◆ **The task**:
Your task is to print all of the data word for word.

───── Task input ─────

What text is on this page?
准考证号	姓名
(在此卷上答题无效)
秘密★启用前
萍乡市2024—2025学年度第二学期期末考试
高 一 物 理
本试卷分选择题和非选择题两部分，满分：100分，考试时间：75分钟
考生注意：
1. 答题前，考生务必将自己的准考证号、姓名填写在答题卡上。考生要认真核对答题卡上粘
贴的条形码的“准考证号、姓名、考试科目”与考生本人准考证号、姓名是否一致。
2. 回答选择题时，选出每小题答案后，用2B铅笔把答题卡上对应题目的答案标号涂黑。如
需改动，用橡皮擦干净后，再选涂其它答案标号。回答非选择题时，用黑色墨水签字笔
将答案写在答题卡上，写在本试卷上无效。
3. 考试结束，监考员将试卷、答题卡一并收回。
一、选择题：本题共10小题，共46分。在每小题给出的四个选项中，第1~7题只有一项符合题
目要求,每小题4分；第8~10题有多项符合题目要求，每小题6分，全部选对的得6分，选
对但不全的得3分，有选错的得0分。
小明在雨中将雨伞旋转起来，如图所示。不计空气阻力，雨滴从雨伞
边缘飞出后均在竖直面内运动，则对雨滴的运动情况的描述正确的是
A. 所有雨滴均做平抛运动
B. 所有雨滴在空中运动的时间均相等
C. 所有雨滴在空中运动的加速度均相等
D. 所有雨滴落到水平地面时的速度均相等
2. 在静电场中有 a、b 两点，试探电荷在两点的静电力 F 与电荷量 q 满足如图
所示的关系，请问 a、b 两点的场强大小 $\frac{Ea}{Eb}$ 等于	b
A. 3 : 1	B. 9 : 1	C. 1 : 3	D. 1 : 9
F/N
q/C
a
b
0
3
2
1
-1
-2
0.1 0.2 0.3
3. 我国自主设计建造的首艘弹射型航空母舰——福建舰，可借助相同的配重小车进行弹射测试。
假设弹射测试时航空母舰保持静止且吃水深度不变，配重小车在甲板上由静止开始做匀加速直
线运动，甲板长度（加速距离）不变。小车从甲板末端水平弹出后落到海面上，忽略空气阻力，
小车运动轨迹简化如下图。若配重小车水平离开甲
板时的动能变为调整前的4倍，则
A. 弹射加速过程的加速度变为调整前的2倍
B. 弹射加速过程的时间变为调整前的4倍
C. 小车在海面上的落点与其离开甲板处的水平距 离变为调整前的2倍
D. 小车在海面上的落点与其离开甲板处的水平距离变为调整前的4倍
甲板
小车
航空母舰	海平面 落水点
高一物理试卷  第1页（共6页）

─────

◆ **Answer**:
What text is on this page?
准考证号	姓名
(在此卷上答题无效)
秘密★启用前
萍乡市2024—2025学年度第二学期期末考试
高 一 物 理
本试卷分选择题和非选择题两部分，满分：100分，考试时间：75分钟
考生注意：
1. 答题前，考生务必将自己的准考证号、姓名填写在答题卡上。考生要认真核对答题卡上粘
贴的条形码的“准考证号、姓名、考试科目”与考生本人准考证号、姓名是否一致。
2. 回答选择题时，选出每小题答案后，用2B铅笔把答题卡上对应题目的答案标号涂黑。如
需改动，用橡皮擦干净后，再选涂其它答案标号。回答非选择题时，用黑色墨水签字笔
将答案写在答题卡上，写在本试卷上无效。
3. 考试结束，监考员将试卷、答题卡一并收回。
一、选择题：本题共10小题，共46分。在每小题给出的四个选项中，第1~7题只有一项符合题
目要求,每小题4分；第8~10题有多项符合题目要求，每小题6分，全部选对的得6分，选
对但不全的得3分，有选错的得0分。
小明在雨中将雨伞旋转起来，如图所示。不计空气阻力，雨滴从雨伞
边缘飞出后均在竖直面内运动，则对雨滴的运动情况的描述正确的是
A. 所有雨滴均做平抛运动
B. 所有雨滴在空中运动的时间均相等
C. 所有雨滴在空中运动的加速度均相等
D. 所有雨滴落到水平地面时的速度均相等
2. 在静电场中有 a、b 两点，试探电荷在两点的静电力 F 与电荷量 q 满足如图
所示的关系，请问 a、b 两点的场强大小 $\frac{Ea}{Eb}$ 等于	b
A. 3 : 1	B. 9 : 1	C. 1 : 3	D. 1 : 9
F/N
q/C
a
b
0
3
2
1
-1
-2
0.1 0.2 0.3
3. 我国自主设计建造的首艘弹射型航空母舰——福建舰，可借助相同的配重小车进行弹射测试。
假设弹射测试时航空母舰保持静止且吃水深度不变，配重小车在甲板上由静止开始做匀加速直
线运动，甲板长度（加速距离）不变。小车从甲板末端水平弹出后落到海面上，忽略空气阻力，
小车运动轨迹简化如下图。若配重小车水平离开甲
板时的动能变为调整前的4倍，则
A. 弹射加速过程的加速度变为调整前的2倍
B. 弹射加速过程的时间变为调整前的4倍
C. 小车在海面上的落点与其离开甲板处的水平距 离变为调整前的2倍
D. 小车在海面上的落点与其离开甲板处的水平距离变为调整前的4倍
甲板
小车
航空母舰	海平面 落水点
高一物理试卷  第1页（共6页）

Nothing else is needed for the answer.